* [To do]: Write out the whole listing again, exactly as given.

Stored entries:
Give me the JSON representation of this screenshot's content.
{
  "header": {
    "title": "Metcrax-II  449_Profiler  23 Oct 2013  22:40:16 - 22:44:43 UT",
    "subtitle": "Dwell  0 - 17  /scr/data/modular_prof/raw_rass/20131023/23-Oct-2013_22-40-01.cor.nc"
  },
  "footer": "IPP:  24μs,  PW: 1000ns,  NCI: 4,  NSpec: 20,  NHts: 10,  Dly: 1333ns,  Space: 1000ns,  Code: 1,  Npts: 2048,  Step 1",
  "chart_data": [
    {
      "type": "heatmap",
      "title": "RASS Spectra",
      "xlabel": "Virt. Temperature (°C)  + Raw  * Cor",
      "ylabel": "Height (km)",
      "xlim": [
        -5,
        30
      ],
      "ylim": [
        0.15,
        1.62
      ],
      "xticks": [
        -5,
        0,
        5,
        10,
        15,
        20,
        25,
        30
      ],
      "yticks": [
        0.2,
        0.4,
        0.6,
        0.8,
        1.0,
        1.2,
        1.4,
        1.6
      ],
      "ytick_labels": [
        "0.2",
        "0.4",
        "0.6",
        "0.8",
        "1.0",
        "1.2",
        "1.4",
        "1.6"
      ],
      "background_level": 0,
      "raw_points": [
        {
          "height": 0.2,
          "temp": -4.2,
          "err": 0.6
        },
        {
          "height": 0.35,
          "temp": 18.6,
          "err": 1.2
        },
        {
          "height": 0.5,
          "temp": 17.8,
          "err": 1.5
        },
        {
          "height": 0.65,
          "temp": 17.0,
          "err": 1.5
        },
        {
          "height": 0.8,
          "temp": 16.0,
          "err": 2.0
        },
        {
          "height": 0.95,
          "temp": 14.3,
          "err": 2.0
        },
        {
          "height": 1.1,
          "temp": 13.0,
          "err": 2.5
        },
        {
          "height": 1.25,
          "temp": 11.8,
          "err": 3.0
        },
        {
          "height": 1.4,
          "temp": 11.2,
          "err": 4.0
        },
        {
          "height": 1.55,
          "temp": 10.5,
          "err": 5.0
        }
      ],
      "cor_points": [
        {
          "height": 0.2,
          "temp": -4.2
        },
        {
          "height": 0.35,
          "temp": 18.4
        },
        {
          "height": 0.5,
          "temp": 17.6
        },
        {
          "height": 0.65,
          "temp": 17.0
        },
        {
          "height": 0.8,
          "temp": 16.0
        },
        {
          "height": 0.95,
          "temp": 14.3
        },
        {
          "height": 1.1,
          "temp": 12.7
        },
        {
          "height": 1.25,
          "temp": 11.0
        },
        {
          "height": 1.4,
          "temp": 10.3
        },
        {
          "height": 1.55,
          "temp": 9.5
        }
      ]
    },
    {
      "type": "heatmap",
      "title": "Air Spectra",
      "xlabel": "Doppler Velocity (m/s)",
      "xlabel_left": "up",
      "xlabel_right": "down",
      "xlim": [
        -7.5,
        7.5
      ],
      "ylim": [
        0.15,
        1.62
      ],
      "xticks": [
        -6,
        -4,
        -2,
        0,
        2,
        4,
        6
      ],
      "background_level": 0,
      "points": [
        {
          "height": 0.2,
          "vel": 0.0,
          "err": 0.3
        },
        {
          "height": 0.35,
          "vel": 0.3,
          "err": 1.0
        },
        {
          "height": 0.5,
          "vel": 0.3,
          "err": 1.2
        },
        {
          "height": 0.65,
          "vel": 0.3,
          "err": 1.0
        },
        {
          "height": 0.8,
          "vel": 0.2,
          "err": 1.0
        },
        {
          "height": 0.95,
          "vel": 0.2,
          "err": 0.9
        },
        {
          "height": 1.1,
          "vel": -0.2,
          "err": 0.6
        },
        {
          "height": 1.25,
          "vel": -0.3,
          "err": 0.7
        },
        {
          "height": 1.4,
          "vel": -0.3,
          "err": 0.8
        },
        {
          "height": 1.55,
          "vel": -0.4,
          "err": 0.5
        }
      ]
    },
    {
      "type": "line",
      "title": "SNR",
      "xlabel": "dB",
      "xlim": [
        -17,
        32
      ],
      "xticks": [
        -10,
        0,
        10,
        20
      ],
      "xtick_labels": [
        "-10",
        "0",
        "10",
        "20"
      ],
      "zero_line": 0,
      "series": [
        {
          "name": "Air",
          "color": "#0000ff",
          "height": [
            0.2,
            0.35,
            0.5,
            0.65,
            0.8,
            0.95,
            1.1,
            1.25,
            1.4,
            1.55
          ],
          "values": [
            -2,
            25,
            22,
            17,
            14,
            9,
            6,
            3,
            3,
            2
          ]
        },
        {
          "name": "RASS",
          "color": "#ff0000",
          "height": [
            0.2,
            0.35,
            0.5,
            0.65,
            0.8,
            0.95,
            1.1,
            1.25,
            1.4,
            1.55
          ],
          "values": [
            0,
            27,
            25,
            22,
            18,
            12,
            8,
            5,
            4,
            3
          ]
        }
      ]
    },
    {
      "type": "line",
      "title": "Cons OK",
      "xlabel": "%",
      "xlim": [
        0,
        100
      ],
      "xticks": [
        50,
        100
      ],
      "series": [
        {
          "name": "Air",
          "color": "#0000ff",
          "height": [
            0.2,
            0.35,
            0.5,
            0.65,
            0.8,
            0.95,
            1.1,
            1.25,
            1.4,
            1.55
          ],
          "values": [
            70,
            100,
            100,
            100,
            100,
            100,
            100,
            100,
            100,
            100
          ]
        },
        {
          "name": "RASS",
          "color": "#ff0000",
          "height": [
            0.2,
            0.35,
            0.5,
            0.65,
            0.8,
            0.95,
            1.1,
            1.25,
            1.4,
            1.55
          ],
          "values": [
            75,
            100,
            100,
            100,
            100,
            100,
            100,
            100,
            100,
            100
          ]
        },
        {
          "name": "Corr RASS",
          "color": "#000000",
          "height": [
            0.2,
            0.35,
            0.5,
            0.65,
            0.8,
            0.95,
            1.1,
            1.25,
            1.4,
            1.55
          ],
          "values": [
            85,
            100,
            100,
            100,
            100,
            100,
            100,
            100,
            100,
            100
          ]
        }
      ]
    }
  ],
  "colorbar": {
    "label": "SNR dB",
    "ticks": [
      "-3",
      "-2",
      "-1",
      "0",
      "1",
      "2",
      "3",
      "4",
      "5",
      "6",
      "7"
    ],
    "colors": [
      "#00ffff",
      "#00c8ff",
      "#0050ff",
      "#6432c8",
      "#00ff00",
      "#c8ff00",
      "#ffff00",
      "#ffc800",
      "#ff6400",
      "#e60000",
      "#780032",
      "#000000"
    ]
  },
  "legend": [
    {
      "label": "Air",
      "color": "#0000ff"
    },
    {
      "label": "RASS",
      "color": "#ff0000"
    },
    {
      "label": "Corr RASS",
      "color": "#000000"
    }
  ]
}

* [Response to this exercise]:
Give me the JSON representation of this screenshot's content.
{
  "header": {
    "title": "Metcrax-II  449_Profiler  23 Oct 2013  22:40:16 - 22:44:43 UT",
    "subtitle": "Dwell  0 - 17  /scr/data/modular_prof/raw_rass/20131023/23-Oct-2013_22-40-01.cor.nc"
  },
  "footer": "IPP:  24μs,  PW: 1000ns,  NCI: 4,  NSpec: 20,  NHts: 10,  Dly: 1333ns,  Space: 1000ns,  Code: 1,  Npts: 2048,  Step 1",
  "chart_data": [
    {
      "type": "heatmap",
      "title": "RASS Spectra",
      "xlabel": "Virt. Temperature (°C)  + Raw  * Cor",
      "ylabel": "Height (km)",
      "xlim": [
        -5,
        30
      ],
      "ylim": [
        0.15,
        1.62
      ],
      "xticks": [
        -5,
        0,
        5,
        10,
        15,
        20,
        25,
        30
      ],
      "yticks": [
        0.2,
        0.4,
        0.6,
        0.8,
        1.0,
        1.2,
        1.4,
        1.6
      ],
      "ytick_labels": [
        "0.2",
        "0.4",
        "0.6",
        "0.8",
        "1.0",
        "1.2",
        "1.4",
        "1.6"
      ],
      "background_level": 0,
      "raw_points": [
        {
          "height": 0.2,
          "temp": -4.2,
          "err": 0.6
        },
        {
          "height": 0.35,
          "temp": 18.6,
          "err": 1.2
        },
        {
          "height": 0.5,
          "temp": 17.8,
          "err": 1.5
        },
        {
          "height": 0.65,
          "temp": 17.0,
          "err": 1.5
        },
        {
          "height": 0.8,
          "temp": 16.0,
          "err": 2.0
        },
        {
          "height": 0.95,
          "temp": 14.3,
          "err": 2.0
        },
        {
          "height": 1.1,
          "temp": 13.0,
          "err": 2.5
        },
        {
          "height": 1.25,
          "temp": 11.8,
          "err": 3.0
        },
        {
          "height": 1.4,
          "temp": 11.2,
          "err": 4.0
        },
        {
          "height": 1.55,
          "temp": 10.5,
          "err": 5.0
        }
      ],
      "cor_points": [
        {
          "height": 0.2,
          "temp": -4.2
        },
        {
          "height": 0.35,
          "temp": 18.4
        },
        {
          "height": 0.5,
          "temp": 17.6
        },
        {
          "height": 0.65,
          "temp": 17.0
        },
        {
          "height": 0.8,
          "temp": 16.0
        },
        {
          "height": 0.95,
          "temp": 14.3
        },
        {
          "height": 1.1,
          "temp": 12.7
        },
        {
          "height": 1.25,
          "temp": 11.0
        },
        {
          "height": 1.4,
          "temp": 10.3
        },
        {
          "height": 1.55,
          "temp": 9.5
        }
      ]
    },
    {
      "type": "heatmap",
      "title": "Air Spectra",
      "xlabel": "Doppler Velocity (m/s)",
      "xlabel_left": "up",
      "xlabel_right": "down",
      "xlim": [
        -7.5,
        7.5
      ],
      "ylim": [
        0.15,
        1.62
      ],
      "xticks": [
        -6,
        -4,
        -2,
        0,
        2,
        4,
        6
      ],
      "background_level": 0,
      "points": [
        {
          "height": 0.2,
          "vel": 0.0,
          "err": 0.3
        },
        {
          "height": 0.35,
          "vel": 0.3,
          "err": 1.0
        },
        {
          "height": 0.5,
          "vel": 0.3,
          "err": 1.2
        },
        {
          "height": 0.65,
          "vel": 0.3,
          "err": 1.0
        },
        {
          "height": 0.8,
          "vel": 0.2,
          "err": 1.0
        },
        {
          "height": 0.95,
          "vel": 0.2,
          "err": 0.9
        },
        {
          "height": 1.1,
          "vel": -0.2,
          "err": 0.6
        },
        {
          "height": 1.25,
          "vel": -0.3,
          "err": 0.7
        },
        {
          "height": 1.4,
          "vel": -0.3,
          "err": 0.8
        },
        {
          "height": 1.55,
          "vel": -0.4,
          "err": 0.5
        }
      ]
    },
    {
      "type": "line",
      "title": "SNR",
      "xlabel": "dB",
      "xlim": [
        -17,
        32
      ],
      "xticks": [
        -10,
        0,
        10,
        20
      ],
      "xtick_labels": [
        "-10",
        "0",
        "10",
        "20"
      ],
      "zero_line": 0,
      "series": [
        {
          "name": "Air",
          "color": "#0000ff",
          "height": [
            0.2,
            0.35,
            0.5,
            0.65,
            0.8,
            0.95,
            1.1,
            1.25,
            1.4,
            1.55
          ],
          "values": [
            -2,
            25,
            22,
            17,
            14,
            9,
            6,
            3,
            3,
            2
          ]
        },
        {
          "name": "RASS",
          "color": "#ff0000",
          "height": [
            0.2,
            0.35,
            0.5,
            0.65,
            0.8,
            0.95,
            1.1,
            1.25,
            1.4,
            1.55
          ],
          "values": [
            0,
            27,
            25,
            22,
            18,
            12,
            8,
            5,
            4,
            3
          ]
        }
      ]
    },
    {
      "type": "line",
      "title": "Cons OK",
      "xlabel": "%",
      "xlim": [
        0,
        100
      ],
      "xticks": [
        50,
        100
      ],
      "series": [
        {
          "name": "Air",
          "color": "#0000ff",
          "height": [
            0.2,
            0.35,
            0.5,
            0.65,
            0.8,
            0.95,
            1.1,
            1.25,
            1.4,
            1.55
          ],
          "values": [
            70,
            100,
            100,
            100,
            100,
            100,
            100,
            100,
            100,
            100
          ]
        },
        {
          "name": "RASS",
          "color": "#ff0000",
          "height": [
            0.2,
            0.35,
            0.5,
            0.65,
            0.8,
            0.95,
            1.1,
            1.25,
            1.4,
            1.55
          ],
          "values": [
            75,
            100,
            100,
            100,
            100,
            100,
            100,
            100,
            100,
            100
          ]
        },
        {
          "name": "Corr RASS",
          "color": "#000000",
          "height": [
            0.2,
            0.35,
            0.5,
            0.65,
            0.8,
            0.95,
            1.1,
            1.25,
            1.4,
            1.55
          ],
          "values": [
            85,
            100,
            100,
            100,
            100,
            100,
            100,
            100,
            100,
            100
          ]
        }
      ]
    }
  ],
  "colorbar": {
    "label": "SNR dB",
    "ticks": [
      "-3",
      "-2",
      "-1",
      "0",
      "1",
      "2",
      "3",
      "4",
      "5",
      "6",
      "7"
    ],
    "colors": [
      "#00ffff",
      "#00c8ff",
      "#0050ff",
      "#6432c8",
      "#00ff00",
      "#c8ff00",
      "#ffff00",
      "#ffc800",
      "#ff6400",
      "#e60000",
      "#780032",
      "#000000"
    ]
  },
  "legend": [
    {
      "label": "Air",
      "color": "#0000ff"
    },
    {
      "label": "RASS",
      "color": "#ff0000"
    },
    {
      "label": "Corr RASS",
      "color": "#000000"
    }
  ]
}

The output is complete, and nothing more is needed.